### Required work
Send each entry back exactly as given, pictures excluded.

### Dataset records
======
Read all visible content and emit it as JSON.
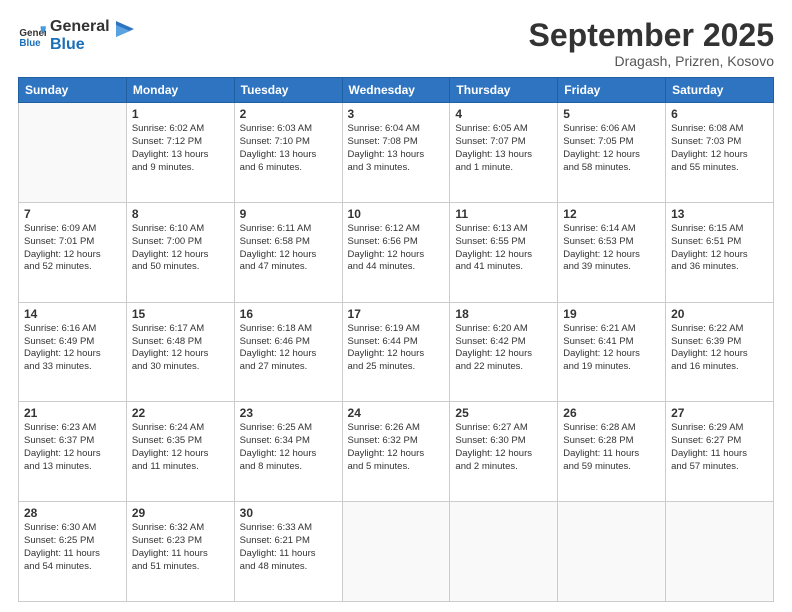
{
  "header": {
    "logo_line1": "General",
    "logo_line2": "Blue",
    "month": "September 2025",
    "location": "Dragash, Prizren, Kosovo"
  },
  "days_of_week": [
    "Sunday",
    "Monday",
    "Tuesday",
    "Wednesday",
    "Thursday",
    "Friday",
    "Saturday"
  ],
  "weeks": [
    [
      {
        "day": "",
        "info": ""
      },
      {
        "day": "1",
        "info": "Sunrise: 6:02 AM\nSunset: 7:12 PM\nDaylight: 13 hours\nand 9 minutes."
      },
      {
        "day": "2",
        "info": "Sunrise: 6:03 AM\nSunset: 7:10 PM\nDaylight: 13 hours\nand 6 minutes."
      },
      {
        "day": "3",
        "info": "Sunrise: 6:04 AM\nSunset: 7:08 PM\nDaylight: 13 hours\nand 3 minutes."
      },
      {
        "day": "4",
        "info": "Sunrise: 6:05 AM\nSunset: 7:07 PM\nDaylight: 13 hours\nand 1 minute."
      },
      {
        "day": "5",
        "info": "Sunrise: 6:06 AM\nSunset: 7:05 PM\nDaylight: 12 hours\nand 58 minutes."
      },
      {
        "day": "6",
        "info": "Sunrise: 6:08 AM\nSunset: 7:03 PM\nDaylight: 12 hours\nand 55 minutes."
      }
    ],
    [
      {
        "day": "7",
        "info": "Sunrise: 6:09 AM\nSunset: 7:01 PM\nDaylight: 12 hours\nand 52 minutes."
      },
      {
        "day": "8",
        "info": "Sunrise: 6:10 AM\nSunset: 7:00 PM\nDaylight: 12 hours\nand 50 minutes."
      },
      {
        "day": "9",
        "info": "Sunrise: 6:11 AM\nSunset: 6:58 PM\nDaylight: 12 hours\nand 47 minutes."
      },
      {
        "day": "10",
        "info": "Sunrise: 6:12 AM\nSunset: 6:56 PM\nDaylight: 12 hours\nand 44 minutes."
      },
      {
        "day": "11",
        "info": "Sunrise: 6:13 AM\nSunset: 6:55 PM\nDaylight: 12 hours\nand 41 minutes."
      },
      {
        "day": "12",
        "info": "Sunrise: 6:14 AM\nSunset: 6:53 PM\nDaylight: 12 hours\nand 39 minutes."
      },
      {
        "day": "13",
        "info": "Sunrise: 6:15 AM\nSunset: 6:51 PM\nDaylight: 12 hours\nand 36 minutes."
      }
    ],
    [
      {
        "day": "14",
        "info": "Sunrise: 6:16 AM\nSunset: 6:49 PM\nDaylight: 12 hours\nand 33 minutes."
      },
      {
        "day": "15",
        "info": "Sunrise: 6:17 AM\nSunset: 6:48 PM\nDaylight: 12 hours\nand 30 minutes."
      },
      {
        "day": "16",
        "info": "Sunrise: 6:18 AM\nSunset: 6:46 PM\nDaylight: 12 hours\nand 27 minutes."
      },
      {
        "day": "17",
        "info": "Sunrise: 6:19 AM\nSunset: 6:44 PM\nDaylight: 12 hours\nand 25 minutes."
      },
      {
        "day": "18",
        "info": "Sunrise: 6:20 AM\nSunset: 6:42 PM\nDaylight: 12 hours\nand 22 minutes."
      },
      {
        "day": "19",
        "info": "Sunrise: 6:21 AM\nSunset: 6:41 PM\nDaylight: 12 hours\nand 19 minutes."
      },
      {
        "day": "20",
        "info": "Sunrise: 6:22 AM\nSunset: 6:39 PM\nDaylight: 12 hours\nand 16 minutes."
      }
    ],
    [
      {
        "day": "21",
        "info": "Sunrise: 6:23 AM\nSunset: 6:37 PM\nDaylight: 12 hours\nand 13 minutes."
      },
      {
        "day": "22",
        "info": "Sunrise: 6:24 AM\nSunset: 6:35 PM\nDaylight: 12 hours\nand 11 minutes."
      },
      {
        "day": "23",
        "info": "Sunrise: 6:25 AM\nSunset: 6:34 PM\nDaylight: 12 hours\nand 8 minutes."
      },
      {
        "day": "24",
        "info": "Sunrise: 6:26 AM\nSunset: 6:32 PM\nDaylight: 12 hours\nand 5 minutes."
      },
      {
        "day": "25",
        "info": "Sunrise: 6:27 AM\nSunset: 6:30 PM\nDaylight: 12 hours\nand 2 minutes."
      },
      {
        "day": "26",
        "info": "Sunrise: 6:28 AM\nSunset: 6:28 PM\nDaylight: 11 hours\nand 59 minutes."
      },
      {
        "day": "27",
        "info": "Sunrise: 6:29 AM\nSunset: 6:27 PM\nDaylight: 11 hours\nand 57 minutes."
      }
    ],
    [
      {
        "day": "28",
        "info": "Sunrise: 6:30 AM\nSunset: 6:25 PM\nDaylight: 11 hours\nand 54 minutes."
      },
      {
        "day": "29",
        "info": "Sunrise: 6:32 AM\nSunset: 6:23 PM\nDaylight: 11 hours\nand 51 minutes."
      },
      {
        "day": "30",
        "info": "Sunrise: 6:33 AM\nSunset: 6:21 PM\nDaylight: 11 hours\nand 48 minutes."
      },
      {
        "day": "",
        "info": ""
      },
      {
        "day": "",
        "info": ""
      },
      {
        "day": "",
        "info": ""
      },
      {
        "day": "",
        "info": ""
      }
    ]
  ]
}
======
### Result of this exercise
Read all visible content and emit it as JSON.
{
  "header": {
    "logo_line1": "General",
    "logo_line2": "Blue",
    "month": "September 2025",
    "location": "Dragash, Prizren, Kosovo"
  },
  "days_of_week": [
    "Sunday",
    "Monday",
    "Tuesday",
    "Wednesday",
    "Thursday",
    "Friday",
    "Saturday"
  ],
  "weeks": [
    [
      {
        "day": "",
        "info": ""
      },
      {
        "day": "1",
        "info": "Sunrise: 6:02 AM\nSunset: 7:12 PM\nDaylight: 13 hours\nand 9 minutes."
      },
      {
        "day": "2",
        "info": "Sunrise: 6:03 AM\nSunset: 7:10 PM\nDaylight: 13 hours\nand 6 minutes."
      },
      {
        "day": "3",
        "info": "Sunrise: 6:04 AM\nSunset: 7:08 PM\nDaylight: 13 hours\nand 3 minutes."
      },
      {
        "day": "4",
        "info": "Sunrise: 6:05 AM\nSunset: 7:07 PM\nDaylight: 13 hours\nand 1 minute."
      },
      {
        "day": "5",
        "info": "Sunrise: 6:06 AM\nSunset: 7:05 PM\nDaylight: 12 hours\nand 58 minutes."
      },
      {
        "day": "6",
        "info": "Sunrise: 6:08 AM\nSunset: 7:03 PM\nDaylight: 12 hours\nand 55 minutes."
      }
    ],
    [
      {
        "day": "7",
        "info": "Sunrise: 6:09 AM\nSunset: 7:01 PM\nDaylight: 12 hours\nand 52 minutes."
      },
      {
        "day": "8",
        "info": "Sunrise: 6:10 AM\nSunset: 7:00 PM\nDaylight: 12 hours\nand 50 minutes."
      },
      {
        "day": "9",
        "info": "Sunrise: 6:11 AM\nSunset: 6:58 PM\nDaylight: 12 hours\nand 47 minutes."
      },
      {
        "day": "10",
        "info": "Sunrise: 6:12 AM\nSunset: 6:56 PM\nDaylight: 12 hours\nand 44 minutes."
      },
      {
        "day": "11",
        "info": "Sunrise: 6:13 AM\nSunset: 6:55 PM\nDaylight: 12 hours\nand 41 minutes."
      },
      {
        "day": "12",
        "info": "Sunrise: 6:14 AM\nSunset: 6:53 PM\nDaylight: 12 hours\nand 39 minutes."
      },
      {
        "day": "13",
        "info": "Sunrise: 6:15 AM\nSunset: 6:51 PM\nDaylight: 12 hours\nand 36 minutes."
      }
    ],
    [
      {
        "day": "14",
        "info": "Sunrise: 6:16 AM\nSunset: 6:49 PM\nDaylight: 12 hours\nand 33 minutes."
      },
      {
        "day": "15",
        "info": "Sunrise: 6:17 AM\nSunset: 6:48 PM\nDaylight: 12 hours\nand 30 minutes."
      },
      {
        "day": "16",
        "info": "Sunrise: 6:18 AM\nSunset: 6:46 PM\nDaylight: 12 hours\nand 27 minutes."
      },
      {
        "day": "17",
        "info": "Sunrise: 6:19 AM\nSunset: 6:44 PM\nDaylight: 12 hours\nand 25 minutes."
      },
      {
        "day": "18",
        "info": "Sunrise: 6:20 AM\nSunset: 6:42 PM\nDaylight: 12 hours\nand 22 minutes."
      },
      {
        "day": "19",
        "info": "Sunrise: 6:21 AM\nSunset: 6:41 PM\nDaylight: 12 hours\nand 19 minutes."
      },
      {
        "day": "20",
        "info": "Sunrise: 6:22 AM\nSunset: 6:39 PM\nDaylight: 12 hours\nand 16 minutes."
      }
    ],
    [
      {
        "day": "21",
        "info": "Sunrise: 6:23 AM\nSunset: 6:37 PM\nDaylight: 12 hours\nand 13 minutes."
      },
      {
        "day": "22",
        "info": "Sunrise: 6:24 AM\nSunset: 6:35 PM\nDaylight: 12 hours\nand 11 minutes."
      },
      {
        "day": "23",
        "info": "Sunrise: 6:25 AM\nSunset: 6:34 PM\nDaylight: 12 hours\nand 8 minutes."
      },
      {
        "day": "24",
        "info": "Sunrise: 6:26 AM\nSunset: 6:32 PM\nDaylight: 12 hours\nand 5 minutes."
      },
      {
        "day": "25",
        "info": "Sunrise: 6:27 AM\nSunset: 6:30 PM\nDaylight: 12 hours\nand 2 minutes."
      },
      {
        "day": "26",
        "info": "Sunrise: 6:28 AM\nSunset: 6:28 PM\nDaylight: 11 hours\nand 59 minutes."
      },
      {
        "day": "27",
        "info": "Sunrise: 6:29 AM\nSunset: 6:27 PM\nDaylight: 11 hours\nand 57 minutes."
      }
    ],
    [
      {
        "day": "28",
        "info": "Sunrise: 6:30 AM\nSunset: 6:25 PM\nDaylight: 11 hours\nand 54 minutes."
      },
      {
        "day": "29",
        "info": "Sunrise: 6:32 AM\nSunset: 6:23 PM\nDaylight: 11 hours\nand 51 minutes."
      },
      {
        "day": "30",
        "info": "Sunrise: 6:33 AM\nSunset: 6:21 PM\nDaylight: 11 hours\nand 48 minutes."
      },
      {
        "day": "",
        "info": ""
      },
      {
        "day": "",
        "info": ""
      },
      {
        "day": "",
        "info": ""
      },
      {
        "day": "",
        "info": ""
      }
    ]
  ]
}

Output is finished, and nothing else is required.